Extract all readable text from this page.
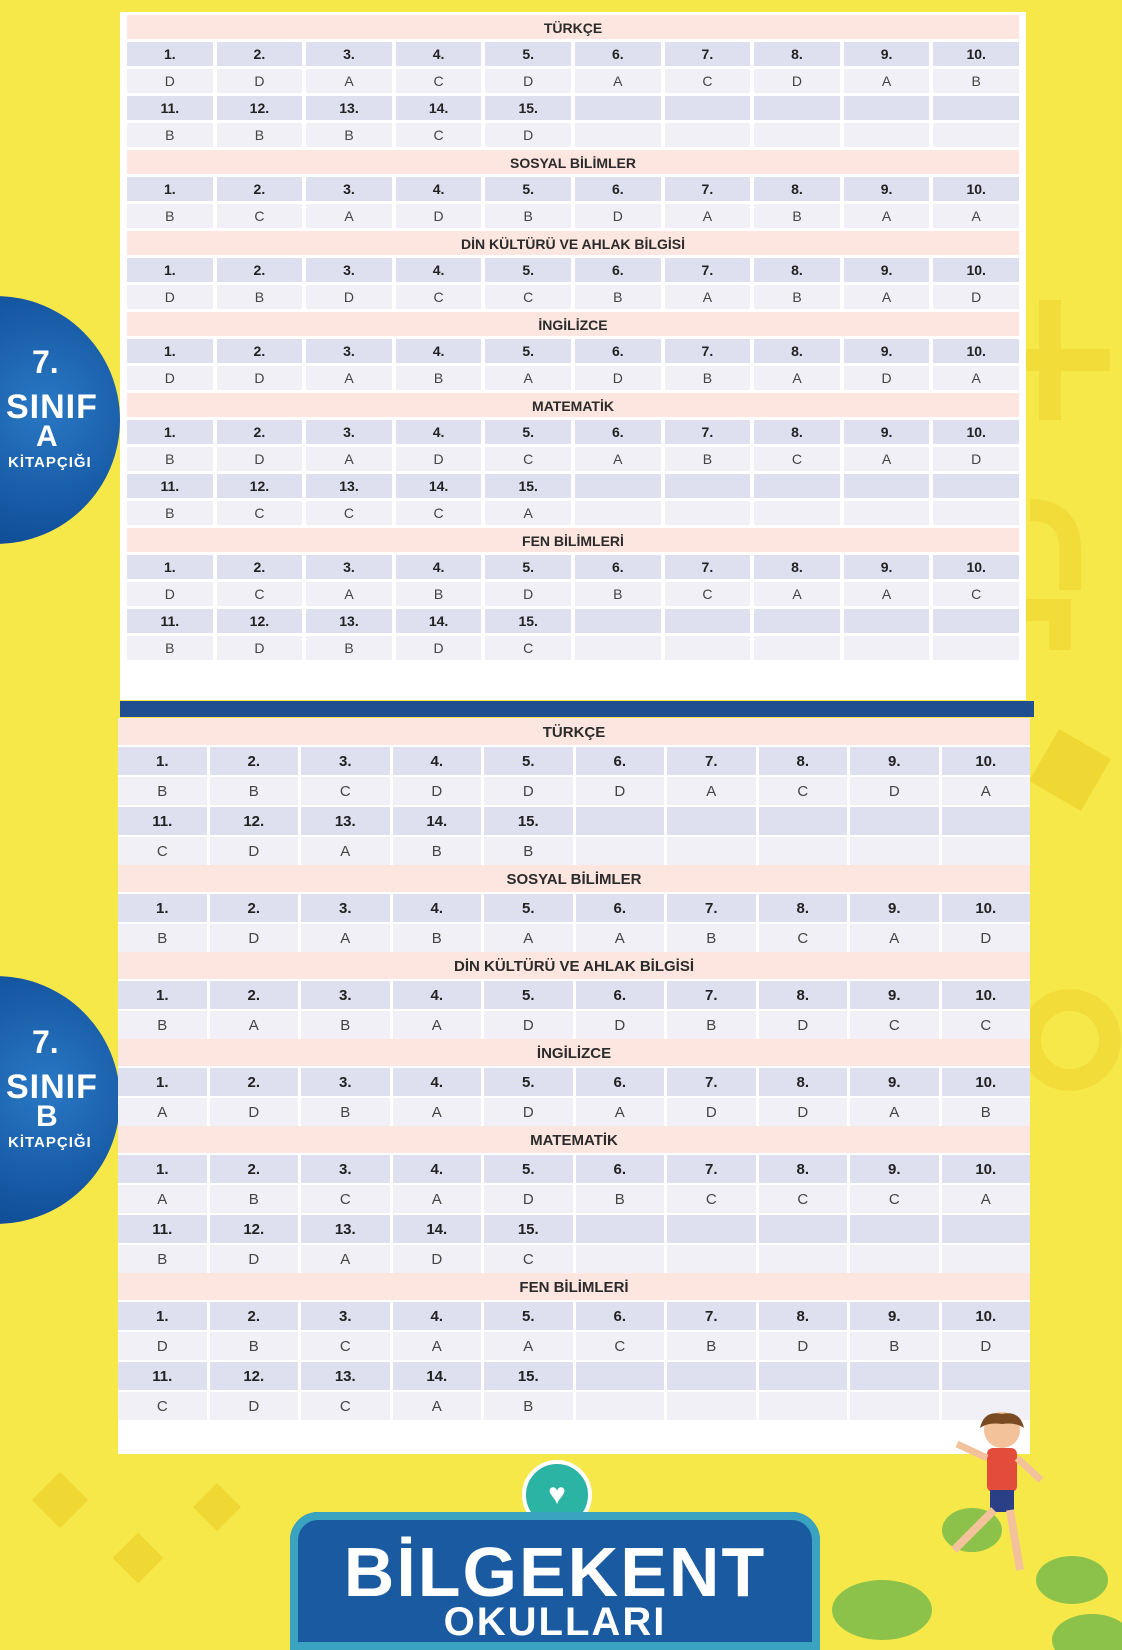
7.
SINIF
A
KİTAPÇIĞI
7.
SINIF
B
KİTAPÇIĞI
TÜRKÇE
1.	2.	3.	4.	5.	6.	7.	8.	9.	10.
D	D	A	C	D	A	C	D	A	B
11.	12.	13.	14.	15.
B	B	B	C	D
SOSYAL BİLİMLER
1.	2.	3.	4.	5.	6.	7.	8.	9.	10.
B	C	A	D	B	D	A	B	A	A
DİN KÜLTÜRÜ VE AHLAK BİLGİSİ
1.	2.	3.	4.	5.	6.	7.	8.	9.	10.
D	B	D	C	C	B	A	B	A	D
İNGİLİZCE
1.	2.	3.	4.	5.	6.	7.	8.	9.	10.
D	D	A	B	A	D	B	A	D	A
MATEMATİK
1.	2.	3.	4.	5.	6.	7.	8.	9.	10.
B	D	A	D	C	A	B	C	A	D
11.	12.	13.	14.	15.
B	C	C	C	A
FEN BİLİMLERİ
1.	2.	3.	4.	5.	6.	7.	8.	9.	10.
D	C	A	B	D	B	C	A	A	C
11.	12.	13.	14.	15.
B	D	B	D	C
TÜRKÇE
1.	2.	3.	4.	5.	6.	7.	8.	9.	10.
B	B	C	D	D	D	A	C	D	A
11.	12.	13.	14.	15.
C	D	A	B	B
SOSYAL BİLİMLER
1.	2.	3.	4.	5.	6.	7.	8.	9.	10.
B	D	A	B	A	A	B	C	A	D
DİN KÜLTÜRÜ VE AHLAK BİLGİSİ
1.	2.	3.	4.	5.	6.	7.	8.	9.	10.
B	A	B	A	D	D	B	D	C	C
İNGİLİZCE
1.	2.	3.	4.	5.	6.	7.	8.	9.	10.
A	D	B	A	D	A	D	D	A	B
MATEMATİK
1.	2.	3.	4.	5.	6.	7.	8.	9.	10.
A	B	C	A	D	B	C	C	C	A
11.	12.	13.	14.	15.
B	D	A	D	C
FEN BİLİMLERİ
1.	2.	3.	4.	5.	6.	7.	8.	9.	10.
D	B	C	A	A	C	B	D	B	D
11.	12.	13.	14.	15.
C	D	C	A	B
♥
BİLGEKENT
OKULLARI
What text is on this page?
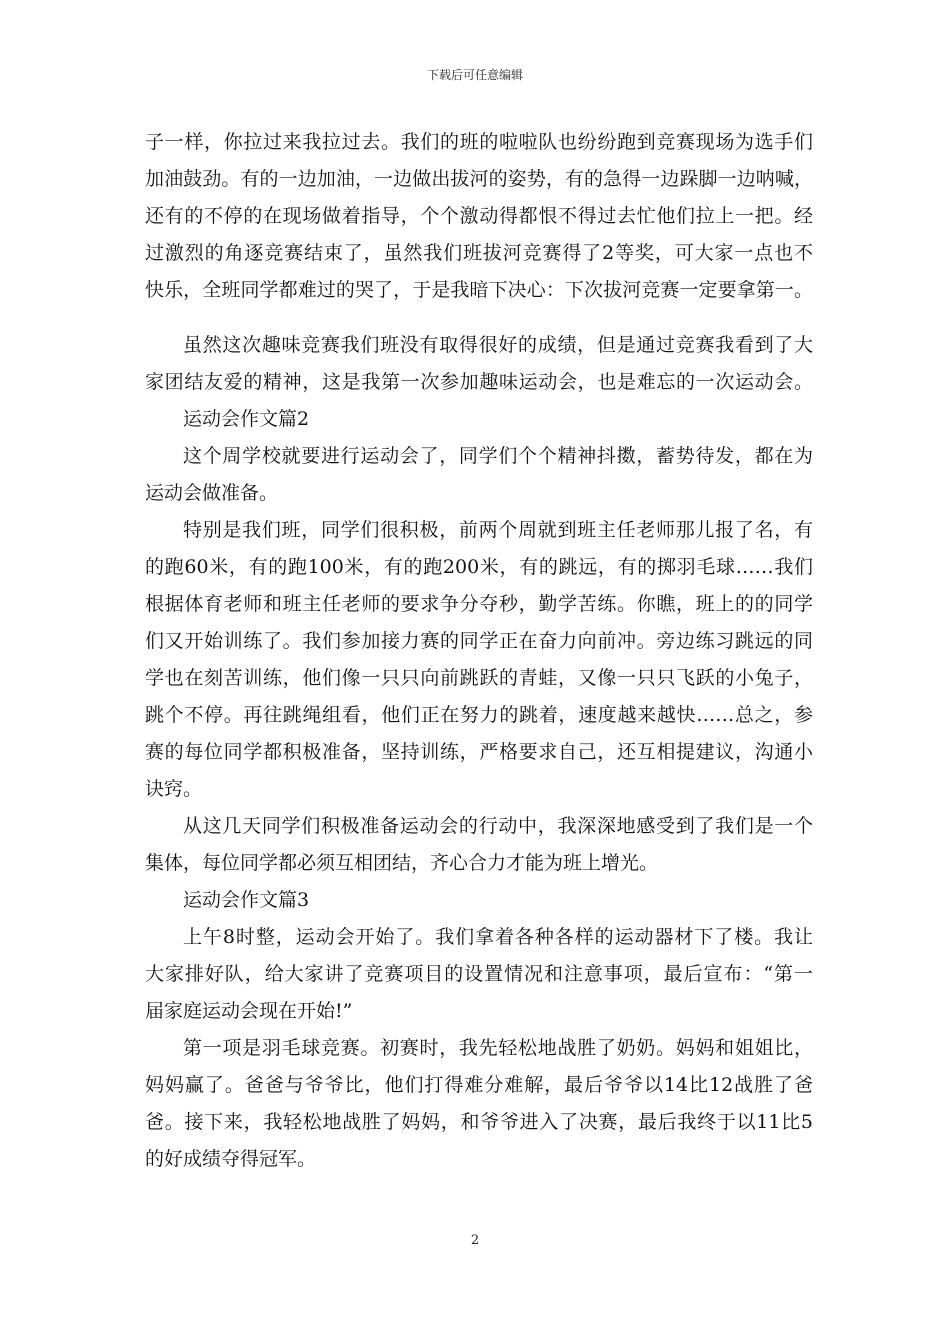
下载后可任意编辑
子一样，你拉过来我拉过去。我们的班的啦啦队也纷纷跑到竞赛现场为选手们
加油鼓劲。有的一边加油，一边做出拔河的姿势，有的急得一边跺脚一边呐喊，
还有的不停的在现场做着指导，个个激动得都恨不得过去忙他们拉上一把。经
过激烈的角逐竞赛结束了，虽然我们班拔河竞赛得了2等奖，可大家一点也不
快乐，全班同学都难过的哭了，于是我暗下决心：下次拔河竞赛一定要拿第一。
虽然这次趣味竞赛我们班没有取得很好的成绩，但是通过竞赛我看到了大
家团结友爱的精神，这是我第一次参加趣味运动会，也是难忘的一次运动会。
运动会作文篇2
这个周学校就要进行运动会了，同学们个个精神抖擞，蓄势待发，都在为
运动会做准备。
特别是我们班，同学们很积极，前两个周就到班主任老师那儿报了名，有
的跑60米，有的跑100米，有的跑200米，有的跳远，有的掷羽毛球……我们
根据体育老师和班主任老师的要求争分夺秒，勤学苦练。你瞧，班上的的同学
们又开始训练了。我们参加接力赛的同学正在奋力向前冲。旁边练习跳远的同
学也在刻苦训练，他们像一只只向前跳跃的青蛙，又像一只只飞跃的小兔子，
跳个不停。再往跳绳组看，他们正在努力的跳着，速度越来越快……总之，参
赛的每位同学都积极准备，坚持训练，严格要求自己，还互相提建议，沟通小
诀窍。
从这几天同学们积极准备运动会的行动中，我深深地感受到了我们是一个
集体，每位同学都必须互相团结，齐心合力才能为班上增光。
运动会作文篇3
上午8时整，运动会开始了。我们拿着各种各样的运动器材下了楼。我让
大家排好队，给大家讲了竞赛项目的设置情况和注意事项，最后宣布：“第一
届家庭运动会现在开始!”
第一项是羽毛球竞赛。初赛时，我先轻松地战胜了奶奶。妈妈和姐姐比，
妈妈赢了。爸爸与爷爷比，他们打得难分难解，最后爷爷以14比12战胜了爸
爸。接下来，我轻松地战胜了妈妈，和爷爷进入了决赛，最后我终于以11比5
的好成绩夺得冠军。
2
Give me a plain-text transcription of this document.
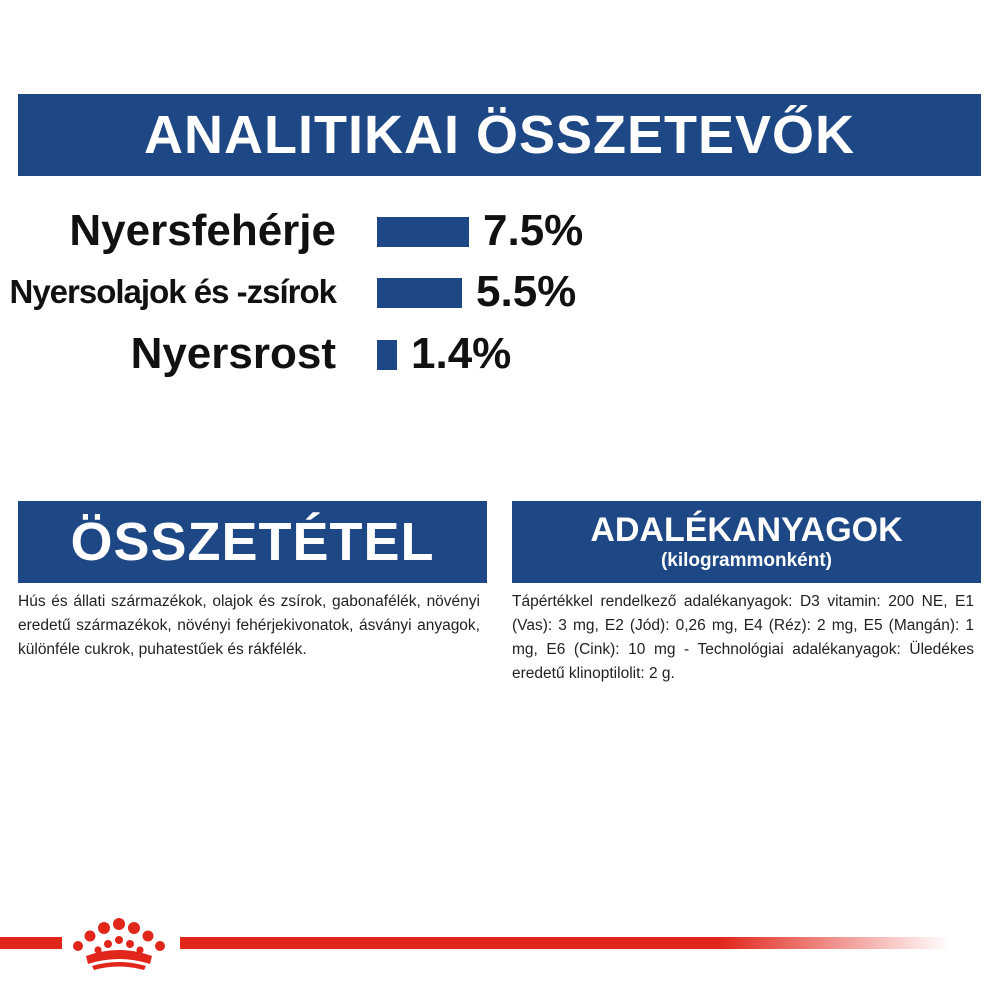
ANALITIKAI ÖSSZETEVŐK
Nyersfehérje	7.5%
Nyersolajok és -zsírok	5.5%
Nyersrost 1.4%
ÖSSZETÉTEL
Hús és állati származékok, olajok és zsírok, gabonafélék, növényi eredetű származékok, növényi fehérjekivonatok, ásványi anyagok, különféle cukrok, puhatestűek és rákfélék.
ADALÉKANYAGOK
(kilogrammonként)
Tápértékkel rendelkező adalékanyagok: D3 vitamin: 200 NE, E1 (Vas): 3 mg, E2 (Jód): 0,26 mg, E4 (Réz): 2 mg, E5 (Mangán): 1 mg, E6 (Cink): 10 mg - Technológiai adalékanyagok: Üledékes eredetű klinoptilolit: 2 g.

──────────────────────────────

WHAT TO PRODUCE: Quote the entries above word for word. Leave the images out.

WRITTEN RESPONSE:
Extract all readable text from this page.
7.
SINIF
A
KİTAPÇIĞI
7.
SINIF
B
KİTAPÇIĞI
TÜRKÇE
1.	2.	3.	4.	5.	6.	7.	8.	9.	10.
D	D	A	C	D	A	C	D	A	B
11.	12.	13.	14.	15.
B	B	B	C	D
SOSYAL BİLİMLER
1.	2.	3.	4.	5.	6.	7.	8.	9.	10.
B	C	A	D	B	D	A	B	A	A
DİN KÜLTÜRÜ VE AHLAK BİLGİSİ
1.	2.	3.	4.	5.	6.	7.	8.	9.	10.
D	B	D	C	C	B	A	B	A	D
İNGİLİZCE
1.	2.	3.	4.	5.	6.	7.	8.	9.	10.
D	D	A	B	A	D	B	A	D	A
MATEMATİK
1.	2.	3.	4.	5.	6.	7.	8.	9.	10.
B	D	A	D	C	A	B	C	A	D
11.	12.	13.	14.	15.
B	C	C	C	A
FEN BİLİMLERİ
1.	2.	3.	4.	5.	6.	7.	8.	9.	10.
D	C	A	B	D	B	C	A	A	C
11.	12.	13.	14.	15.
B	D	B	D	C
TÜRKÇE
1.	2.	3.	4.	5.	6.	7.	8.	9.	10.
B	B	C	D	D	D	A	C	D	A
11.	12.	13.	14.	15.
C	D	A	B	B
SOSYAL BİLİMLER
1.	2.	3.	4.	5.	6.	7.	8.	9.	10.
B	D	A	B	A	A	B	C	A	D
DİN KÜLTÜRÜ VE AHLAK BİLGİSİ
1.	2.	3.	4.	5.	6.	7.	8.	9.	10.
B	A	B	A	D	D	B	D	C	C
İNGİLİZCE
1.	2.	3.	4.	5.	6.	7.	8.	9.	10.
A	D	B	A	D	A	D	D	A	B
MATEMATİK
1.	2.	3.	4.	5.	6.	7.	8.	9.	10.
A	B	C	A	D	B	C	C	C	A
11.	12.	13.	14.	15.
B	D	A	D	C
FEN BİLİMLERİ
1.	2.	3.	4.	5.	6.	7.	8.	9.	10.
D	B	C	A	A	C	B	D	B	D
11.	12.	13.	14.	15.
C	D	C	A	B
♥
BİLGEKENT
OKULLARI
What text is on this page?
下载后可任意编辑
子一样，你拉过来我拉过去。我们的班的啦啦队也纷纷跑到竞赛现场为选手们
加油鼓劲。有的一边加油，一边做出拔河的姿势，有的急得一边跺脚一边呐喊，
还有的不停的在现场做着指导，个个激动得都恨不得过去忙他们拉上一把。经
过激烈的角逐竞赛结束了，虽然我们班拔河竞赛得了2等奖，可大家一点也不
快乐，全班同学都难过的哭了，于是我暗下决心：下次拔河竞赛一定要拿第一。
虽然这次趣味竞赛我们班没有取得很好的成绩，但是通过竞赛我看到了大
家团结友爱的精神，这是我第一次参加趣味运动会，也是难忘的一次运动会。
运动会作文篇2
这个周学校就要进行运动会了，同学们个个精神抖擞，蓄势待发，都在为
运动会做准备。
特别是我们班，同学们很积极，前两个周就到班主任老师那儿报了名，有
的跑60米，有的跑100米，有的跑200米，有的跳远，有的掷羽毛球……我们
根据体育老师和班主任老师的要求争分夺秒，勤学苦练。你瞧，班上的的同学
们又开始训练了。我们参加接力赛的同学正在奋力向前冲。旁边练习跳远的同
学也在刻苦训练，他们像一只只向前跳跃的青蛙，又像一只只飞跃的小兔子，
跳个不停。再往跳绳组看，他们正在努力的跳着，速度越来越快……总之，参
赛的每位同学都积极准备，坚持训练，严格要求自己，还互相提建议，沟通小
诀窍。
从这几天同学们积极准备运动会的行动中，我深深地感受到了我们是一个
集体，每位同学都必须互相团结，齐心合力才能为班上增光。
运动会作文篇3
上午8时整，运动会开始了。我们拿着各种各样的运动器材下了楼。我让
大家排好队，给大家讲了竞赛项目的设置情况和注意事项，最后宣布：“第一
届家庭运动会现在开始!”
第一项是羽毛球竞赛。初赛时，我先轻松地战胜了奶奶。妈妈和姐姐比，
妈妈赢了。爸爸与爷爷比，他们打得难分难解，最后爷爷以14比12战胜了爸
爸。接下来，我轻松地战胜了妈妈，和爷爷进入了决赛，最后我终于以11比5
的好成绩夺得冠军。
2
Give me a plain-text transcription of this document.
ANALITIKAI ÖSSZETEVŐK
Nyersfehérje	7.5%
Nyersolajok és -zsírok	5.5%
Nyersrost 1.4%
ÖSSZETÉTEL
Hús és állati származékok, olajok és zsírok, gabonafélék, növényi eredetű származékok, növényi fehérjekivonatok, ásványi anyagok, különféle cukrok, puhatestűek és rákfélék.
ADALÉKANYAGOK
(kilogrammonként)
Tápértékkel rendelkező adalékanyagok: D3 vitamin: 200 NE, E1 (Vas): 3 mg, E2 (Jód): 0,26 mg, E4 (Réz): 2 mg, E5 (Mangán): 1 mg, E6 (Cink): 10 mg - Technológiai adalékanyagok: Üledékes eredetű klinoptilolit: 2 g.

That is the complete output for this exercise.